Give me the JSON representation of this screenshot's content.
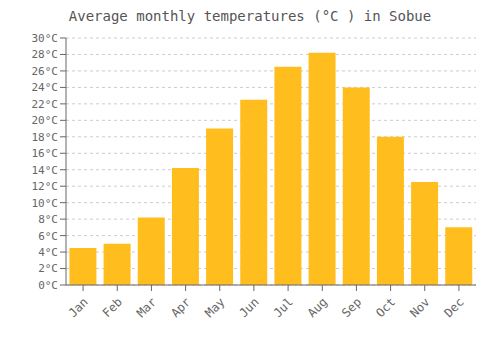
{
  "chart_data": {
    "type": "bar",
    "title": "Average monthly temperatures (°C ) in Sobue",
    "categories": [
      "Jan",
      "Feb",
      "Mar",
      "Apr",
      "May",
      "Jun",
      "Jul",
      "Aug",
      "Sep",
      "Oct",
      "Nov",
      "Dec"
    ],
    "values": [
      4.5,
      5.0,
      8.2,
      14.2,
      19.0,
      22.5,
      26.5,
      28.2,
      24.0,
      18.0,
      12.5,
      7.0
    ],
    "color": "#FFBE1E",
    "ylim": [
      0,
      30
    ],
    "yticks": [
      {
        "value": 0,
        "label": "0°C"
      },
      {
        "value": 2,
        "label": "2°C"
      },
      {
        "value": 4,
        "label": "4°C"
      },
      {
        "value": 6,
        "label": "6°C"
      },
      {
        "value": 8,
        "label": "8°C"
      },
      {
        "value": 10,
        "label": "10°C"
      },
      {
        "value": 12,
        "label": "12°C"
      },
      {
        "value": 14,
        "label": "14°C"
      },
      {
        "value": 16,
        "label": "16°C"
      },
      {
        "value": 18,
        "label": "18°C"
      },
      {
        "value": 20,
        "label": "20°C"
      },
      {
        "value": 22,
        "label": "22°C"
      },
      {
        "value": 24,
        "label": "24°C"
      },
      {
        "value": 26,
        "label": "26°C"
      },
      {
        "value": 28,
        "label": "28°C"
      },
      {
        "value": 30,
        "label": "30°C"
      }
    ],
    "grid": true
  }
}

----------

■ **Task description**
Write out each entry exactly as given, but skip the pictures.

■ **Solution to this problem**
Give me the JSON representation of this screenshot's content.
{
  "chart_data": {
    "type": "bar",
    "title": "Average monthly temperatures (°C ) in Sobue",
    "categories": [
      "Jan",
      "Feb",
      "Mar",
      "Apr",
      "May",
      "Jun",
      "Jul",
      "Aug",
      "Sep",
      "Oct",
      "Nov",
      "Dec"
    ],
    "values": [
      4.5,
      5.0,
      8.2,
      14.2,
      19.0,
      22.5,
      26.5,
      28.2,
      24.0,
      18.0,
      12.5,
      7.0
    ],
    "color": "#FFBE1E",
    "ylim": [
      0,
      30
    ],
    "yticks": [
      {
        "value": 0,
        "label": "0°C"
      },
      {
        "value": 2,
        "label": "2°C"
      },
      {
        "value": 4,
        "label": "4°C"
      },
      {
        "value": 6,
        "label": "6°C"
      },
      {
        "value": 8,
        "label": "8°C"
      },
      {
        "value": 10,
        "label": "10°C"
      },
      {
        "value": 12,
        "label": "12°C"
      },
      {
        "value": 14,
        "label": "14°C"
      },
      {
        "value": 16,
        "label": "16°C"
      },
      {
        "value": 18,
        "label": "18°C"
      },
      {
        "value": 20,
        "label": "20°C"
      },
      {
        "value": 22,
        "label": "22°C"
      },
      {
        "value": 24,
        "label": "24°C"
      },
      {
        "value": 26,
        "label": "26°C"
      },
      {
        "value": 28,
        "label": "28°C"
      },
      {
        "value": 30,
        "label": "30°C"
      }
    ],
    "grid": true
  }
}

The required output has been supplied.